╭─ EXERCISE DATA

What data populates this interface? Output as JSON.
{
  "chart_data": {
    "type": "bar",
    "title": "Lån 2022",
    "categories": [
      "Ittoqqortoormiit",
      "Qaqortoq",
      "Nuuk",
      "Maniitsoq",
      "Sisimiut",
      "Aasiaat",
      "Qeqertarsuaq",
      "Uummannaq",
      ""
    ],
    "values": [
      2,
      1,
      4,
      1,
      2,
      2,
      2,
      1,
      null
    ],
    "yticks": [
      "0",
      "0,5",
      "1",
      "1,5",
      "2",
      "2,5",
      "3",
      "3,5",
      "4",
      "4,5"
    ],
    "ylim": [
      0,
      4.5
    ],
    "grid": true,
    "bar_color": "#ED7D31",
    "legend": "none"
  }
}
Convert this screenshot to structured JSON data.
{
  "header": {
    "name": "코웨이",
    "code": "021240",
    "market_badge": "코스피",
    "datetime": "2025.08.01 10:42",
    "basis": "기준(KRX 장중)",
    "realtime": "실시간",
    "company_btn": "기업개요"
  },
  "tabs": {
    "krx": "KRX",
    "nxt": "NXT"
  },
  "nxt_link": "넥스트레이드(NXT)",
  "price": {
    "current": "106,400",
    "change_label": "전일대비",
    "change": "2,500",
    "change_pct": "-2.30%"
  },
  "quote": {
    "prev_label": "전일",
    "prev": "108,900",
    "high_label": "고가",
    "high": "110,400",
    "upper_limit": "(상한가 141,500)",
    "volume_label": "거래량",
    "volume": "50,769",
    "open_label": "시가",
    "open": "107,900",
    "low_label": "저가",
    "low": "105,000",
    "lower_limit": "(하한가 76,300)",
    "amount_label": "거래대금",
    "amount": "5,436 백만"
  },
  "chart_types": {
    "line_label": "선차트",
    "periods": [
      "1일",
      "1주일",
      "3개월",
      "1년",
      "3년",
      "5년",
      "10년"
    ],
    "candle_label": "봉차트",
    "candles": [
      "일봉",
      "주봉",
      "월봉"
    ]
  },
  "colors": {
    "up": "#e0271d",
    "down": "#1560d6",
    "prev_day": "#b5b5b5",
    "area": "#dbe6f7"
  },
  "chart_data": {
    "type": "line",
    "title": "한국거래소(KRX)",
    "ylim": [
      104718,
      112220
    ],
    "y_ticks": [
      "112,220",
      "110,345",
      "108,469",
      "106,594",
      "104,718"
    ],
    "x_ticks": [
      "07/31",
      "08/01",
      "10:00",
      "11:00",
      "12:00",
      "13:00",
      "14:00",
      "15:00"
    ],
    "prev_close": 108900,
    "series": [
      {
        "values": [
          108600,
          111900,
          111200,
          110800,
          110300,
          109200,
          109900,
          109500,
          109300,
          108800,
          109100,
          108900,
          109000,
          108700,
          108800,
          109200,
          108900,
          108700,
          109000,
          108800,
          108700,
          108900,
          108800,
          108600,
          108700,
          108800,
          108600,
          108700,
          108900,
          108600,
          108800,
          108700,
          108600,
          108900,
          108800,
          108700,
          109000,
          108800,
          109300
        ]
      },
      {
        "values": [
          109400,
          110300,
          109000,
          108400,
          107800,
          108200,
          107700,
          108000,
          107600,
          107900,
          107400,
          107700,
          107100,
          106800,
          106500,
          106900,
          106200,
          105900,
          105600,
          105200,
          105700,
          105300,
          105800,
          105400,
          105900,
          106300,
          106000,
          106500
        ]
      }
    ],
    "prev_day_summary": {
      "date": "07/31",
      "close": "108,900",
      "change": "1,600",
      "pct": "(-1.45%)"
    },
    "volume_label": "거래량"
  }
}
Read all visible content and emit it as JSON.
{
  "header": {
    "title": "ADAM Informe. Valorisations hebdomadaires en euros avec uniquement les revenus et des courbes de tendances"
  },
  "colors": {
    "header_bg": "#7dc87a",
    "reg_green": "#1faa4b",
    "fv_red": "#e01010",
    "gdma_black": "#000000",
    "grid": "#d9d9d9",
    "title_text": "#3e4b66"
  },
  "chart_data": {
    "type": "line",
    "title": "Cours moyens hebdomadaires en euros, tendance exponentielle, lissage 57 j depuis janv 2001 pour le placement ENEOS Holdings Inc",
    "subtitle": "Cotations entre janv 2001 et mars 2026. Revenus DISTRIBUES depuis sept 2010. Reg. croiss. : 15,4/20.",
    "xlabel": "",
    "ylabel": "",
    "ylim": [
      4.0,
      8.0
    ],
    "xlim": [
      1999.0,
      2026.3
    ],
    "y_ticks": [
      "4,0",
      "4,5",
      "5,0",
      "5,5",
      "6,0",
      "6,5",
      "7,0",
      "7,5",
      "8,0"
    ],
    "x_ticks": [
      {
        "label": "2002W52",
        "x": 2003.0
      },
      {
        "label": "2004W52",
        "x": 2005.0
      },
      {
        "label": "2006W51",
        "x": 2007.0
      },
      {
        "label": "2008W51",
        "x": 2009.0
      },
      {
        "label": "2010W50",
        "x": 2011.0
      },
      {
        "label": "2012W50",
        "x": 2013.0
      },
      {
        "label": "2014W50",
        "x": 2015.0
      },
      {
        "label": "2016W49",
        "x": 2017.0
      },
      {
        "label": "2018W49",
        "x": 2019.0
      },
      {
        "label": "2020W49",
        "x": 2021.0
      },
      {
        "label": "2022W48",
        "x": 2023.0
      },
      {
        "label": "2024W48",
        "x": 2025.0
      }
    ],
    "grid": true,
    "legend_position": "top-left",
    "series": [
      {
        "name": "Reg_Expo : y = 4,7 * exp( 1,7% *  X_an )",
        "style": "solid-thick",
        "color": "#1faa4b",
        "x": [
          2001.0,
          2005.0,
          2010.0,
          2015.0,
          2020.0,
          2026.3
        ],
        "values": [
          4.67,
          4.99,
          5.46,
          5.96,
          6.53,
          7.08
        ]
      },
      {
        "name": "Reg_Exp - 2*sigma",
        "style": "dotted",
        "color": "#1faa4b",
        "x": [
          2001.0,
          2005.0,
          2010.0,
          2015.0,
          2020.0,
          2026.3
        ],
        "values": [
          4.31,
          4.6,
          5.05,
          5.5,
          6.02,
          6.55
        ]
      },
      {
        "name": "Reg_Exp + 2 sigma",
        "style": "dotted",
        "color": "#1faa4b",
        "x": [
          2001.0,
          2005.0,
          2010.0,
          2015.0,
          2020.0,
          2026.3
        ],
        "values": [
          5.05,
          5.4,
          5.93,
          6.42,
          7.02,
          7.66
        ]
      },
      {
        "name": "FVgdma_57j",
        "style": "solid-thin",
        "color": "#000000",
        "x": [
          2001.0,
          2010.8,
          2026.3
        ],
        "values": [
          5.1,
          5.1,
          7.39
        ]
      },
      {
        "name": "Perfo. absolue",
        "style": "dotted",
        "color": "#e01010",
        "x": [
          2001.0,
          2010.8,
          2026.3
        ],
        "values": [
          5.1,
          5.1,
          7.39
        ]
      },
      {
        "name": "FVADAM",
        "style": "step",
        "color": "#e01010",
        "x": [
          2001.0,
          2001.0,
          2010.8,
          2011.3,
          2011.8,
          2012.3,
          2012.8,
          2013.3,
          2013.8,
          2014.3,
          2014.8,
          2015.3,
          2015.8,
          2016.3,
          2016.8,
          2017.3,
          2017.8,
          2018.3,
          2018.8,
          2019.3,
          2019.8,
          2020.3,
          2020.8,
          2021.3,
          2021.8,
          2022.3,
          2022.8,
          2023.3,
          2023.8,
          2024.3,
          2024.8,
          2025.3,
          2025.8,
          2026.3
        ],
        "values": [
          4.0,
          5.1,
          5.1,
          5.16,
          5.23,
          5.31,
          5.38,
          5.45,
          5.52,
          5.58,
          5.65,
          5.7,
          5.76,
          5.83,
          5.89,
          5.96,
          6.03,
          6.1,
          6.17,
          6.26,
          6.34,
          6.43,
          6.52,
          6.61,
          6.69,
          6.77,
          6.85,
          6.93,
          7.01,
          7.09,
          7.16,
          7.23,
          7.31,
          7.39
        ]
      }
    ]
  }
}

╰─

- _STATED GOAL_: Which lines of the data above contain "euros"? Copy each one.

- _RESPONSE BELOW_:
    "title": "ADAM Informe. Valorisations hebdomadaires en euros avec uniquement les revenus et des courbes de tendances"
    "title": "Cours moyens hebdomadaires en euros, tendance exponentielle, lissage 57 j depuis janv 2001 pour le placement ENEOS Holdings Inc",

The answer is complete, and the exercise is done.